* _Stated problem_
Across all the lines below, how many contain the string "title"? Please reply with the number only.

start Given records

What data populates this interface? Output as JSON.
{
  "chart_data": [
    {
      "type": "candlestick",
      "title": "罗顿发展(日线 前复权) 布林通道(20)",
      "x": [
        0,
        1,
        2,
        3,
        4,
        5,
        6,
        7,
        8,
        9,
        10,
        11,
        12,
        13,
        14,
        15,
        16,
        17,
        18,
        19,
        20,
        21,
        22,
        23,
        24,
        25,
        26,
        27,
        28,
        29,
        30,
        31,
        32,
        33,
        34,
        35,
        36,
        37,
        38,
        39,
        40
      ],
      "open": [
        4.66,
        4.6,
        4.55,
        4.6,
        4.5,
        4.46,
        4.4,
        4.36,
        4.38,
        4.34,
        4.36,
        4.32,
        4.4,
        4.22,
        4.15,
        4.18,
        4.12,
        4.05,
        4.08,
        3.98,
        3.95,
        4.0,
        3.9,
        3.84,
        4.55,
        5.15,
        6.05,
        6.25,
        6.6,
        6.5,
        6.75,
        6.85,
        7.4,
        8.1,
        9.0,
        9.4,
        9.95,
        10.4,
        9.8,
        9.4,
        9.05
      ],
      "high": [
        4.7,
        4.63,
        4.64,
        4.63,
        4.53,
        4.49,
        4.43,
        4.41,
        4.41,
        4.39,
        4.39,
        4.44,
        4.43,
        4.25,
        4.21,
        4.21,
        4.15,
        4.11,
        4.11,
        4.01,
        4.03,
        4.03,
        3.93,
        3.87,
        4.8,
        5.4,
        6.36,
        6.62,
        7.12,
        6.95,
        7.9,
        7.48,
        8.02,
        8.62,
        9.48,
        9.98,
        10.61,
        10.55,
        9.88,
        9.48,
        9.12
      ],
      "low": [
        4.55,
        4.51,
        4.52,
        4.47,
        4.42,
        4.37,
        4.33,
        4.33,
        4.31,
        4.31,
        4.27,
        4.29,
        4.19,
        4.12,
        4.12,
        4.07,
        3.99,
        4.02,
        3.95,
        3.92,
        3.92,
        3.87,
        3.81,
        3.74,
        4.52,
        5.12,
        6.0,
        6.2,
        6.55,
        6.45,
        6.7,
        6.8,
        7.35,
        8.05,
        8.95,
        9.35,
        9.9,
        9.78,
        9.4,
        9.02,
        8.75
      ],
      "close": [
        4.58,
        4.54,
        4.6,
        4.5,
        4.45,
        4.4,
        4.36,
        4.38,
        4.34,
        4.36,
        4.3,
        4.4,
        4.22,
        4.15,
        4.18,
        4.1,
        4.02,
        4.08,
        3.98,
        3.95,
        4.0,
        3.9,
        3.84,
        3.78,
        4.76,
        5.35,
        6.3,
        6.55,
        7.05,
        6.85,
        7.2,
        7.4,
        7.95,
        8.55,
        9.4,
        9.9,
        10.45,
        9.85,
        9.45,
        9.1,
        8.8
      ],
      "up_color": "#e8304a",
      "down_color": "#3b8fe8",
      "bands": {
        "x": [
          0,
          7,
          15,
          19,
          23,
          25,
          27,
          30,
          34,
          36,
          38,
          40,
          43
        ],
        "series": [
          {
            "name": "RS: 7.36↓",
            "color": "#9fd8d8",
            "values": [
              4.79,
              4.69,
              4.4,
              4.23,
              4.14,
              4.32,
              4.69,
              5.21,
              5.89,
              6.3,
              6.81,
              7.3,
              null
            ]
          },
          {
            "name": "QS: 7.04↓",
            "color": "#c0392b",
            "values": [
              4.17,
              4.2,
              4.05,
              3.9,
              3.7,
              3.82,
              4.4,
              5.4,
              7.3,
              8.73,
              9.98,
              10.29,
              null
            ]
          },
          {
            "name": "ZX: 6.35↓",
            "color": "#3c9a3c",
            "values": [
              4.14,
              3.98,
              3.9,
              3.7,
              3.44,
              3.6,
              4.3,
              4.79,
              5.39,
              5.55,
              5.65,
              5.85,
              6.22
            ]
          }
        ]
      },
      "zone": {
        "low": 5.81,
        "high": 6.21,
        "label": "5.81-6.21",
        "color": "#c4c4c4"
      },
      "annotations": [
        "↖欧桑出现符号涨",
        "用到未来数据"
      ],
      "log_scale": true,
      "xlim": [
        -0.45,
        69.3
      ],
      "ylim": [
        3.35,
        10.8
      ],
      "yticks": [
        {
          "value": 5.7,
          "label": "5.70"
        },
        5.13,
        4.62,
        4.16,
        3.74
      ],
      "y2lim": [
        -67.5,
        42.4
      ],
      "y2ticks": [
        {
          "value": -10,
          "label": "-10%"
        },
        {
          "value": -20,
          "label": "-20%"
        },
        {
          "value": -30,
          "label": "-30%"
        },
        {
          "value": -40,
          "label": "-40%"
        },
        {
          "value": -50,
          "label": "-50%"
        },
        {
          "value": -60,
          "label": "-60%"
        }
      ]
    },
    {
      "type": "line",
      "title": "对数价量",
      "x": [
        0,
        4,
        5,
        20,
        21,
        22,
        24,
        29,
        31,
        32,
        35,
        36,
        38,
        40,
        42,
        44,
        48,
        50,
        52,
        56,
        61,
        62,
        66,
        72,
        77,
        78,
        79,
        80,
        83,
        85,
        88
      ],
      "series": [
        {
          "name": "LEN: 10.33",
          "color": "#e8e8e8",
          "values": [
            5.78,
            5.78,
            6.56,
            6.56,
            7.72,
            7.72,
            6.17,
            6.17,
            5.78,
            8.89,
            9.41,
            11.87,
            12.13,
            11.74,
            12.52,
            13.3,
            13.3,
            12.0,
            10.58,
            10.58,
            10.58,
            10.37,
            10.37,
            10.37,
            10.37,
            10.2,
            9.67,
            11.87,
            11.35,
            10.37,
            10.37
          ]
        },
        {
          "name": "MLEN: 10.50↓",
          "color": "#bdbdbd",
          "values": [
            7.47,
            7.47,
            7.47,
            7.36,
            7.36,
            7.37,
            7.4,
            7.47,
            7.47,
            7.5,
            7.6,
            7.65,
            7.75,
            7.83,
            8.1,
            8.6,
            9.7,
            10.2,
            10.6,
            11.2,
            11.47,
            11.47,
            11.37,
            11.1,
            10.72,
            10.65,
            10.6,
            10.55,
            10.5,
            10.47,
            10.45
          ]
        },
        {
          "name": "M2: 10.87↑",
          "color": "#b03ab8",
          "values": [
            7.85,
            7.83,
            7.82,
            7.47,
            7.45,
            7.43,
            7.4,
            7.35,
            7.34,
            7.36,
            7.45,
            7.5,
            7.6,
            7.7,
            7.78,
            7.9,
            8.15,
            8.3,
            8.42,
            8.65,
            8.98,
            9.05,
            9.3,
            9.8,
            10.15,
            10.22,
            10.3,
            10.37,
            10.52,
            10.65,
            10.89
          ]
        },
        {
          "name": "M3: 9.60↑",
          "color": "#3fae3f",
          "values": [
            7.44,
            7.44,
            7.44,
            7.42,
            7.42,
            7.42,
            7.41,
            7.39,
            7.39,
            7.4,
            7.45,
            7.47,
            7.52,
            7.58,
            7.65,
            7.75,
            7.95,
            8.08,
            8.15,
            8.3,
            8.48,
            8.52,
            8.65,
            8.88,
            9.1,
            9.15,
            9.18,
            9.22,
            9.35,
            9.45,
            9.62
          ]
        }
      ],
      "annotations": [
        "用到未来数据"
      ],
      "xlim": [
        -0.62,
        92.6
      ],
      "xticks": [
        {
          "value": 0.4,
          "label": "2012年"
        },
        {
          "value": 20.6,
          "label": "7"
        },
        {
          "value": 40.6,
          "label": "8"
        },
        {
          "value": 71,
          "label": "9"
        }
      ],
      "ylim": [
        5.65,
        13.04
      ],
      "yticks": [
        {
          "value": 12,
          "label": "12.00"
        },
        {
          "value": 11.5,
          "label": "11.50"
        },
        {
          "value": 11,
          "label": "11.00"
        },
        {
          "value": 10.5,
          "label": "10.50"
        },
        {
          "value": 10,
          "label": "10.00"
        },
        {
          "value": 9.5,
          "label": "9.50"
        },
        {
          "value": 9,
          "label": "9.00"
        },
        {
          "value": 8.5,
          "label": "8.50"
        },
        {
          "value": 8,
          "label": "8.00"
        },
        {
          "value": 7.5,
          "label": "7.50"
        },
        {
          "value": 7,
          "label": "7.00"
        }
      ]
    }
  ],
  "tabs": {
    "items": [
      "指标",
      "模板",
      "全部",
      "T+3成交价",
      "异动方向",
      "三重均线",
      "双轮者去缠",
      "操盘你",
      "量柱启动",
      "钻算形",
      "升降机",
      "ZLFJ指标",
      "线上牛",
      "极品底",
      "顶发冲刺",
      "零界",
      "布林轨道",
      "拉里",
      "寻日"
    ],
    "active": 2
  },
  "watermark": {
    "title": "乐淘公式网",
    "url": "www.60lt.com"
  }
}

end Given records

* _Task answer_
3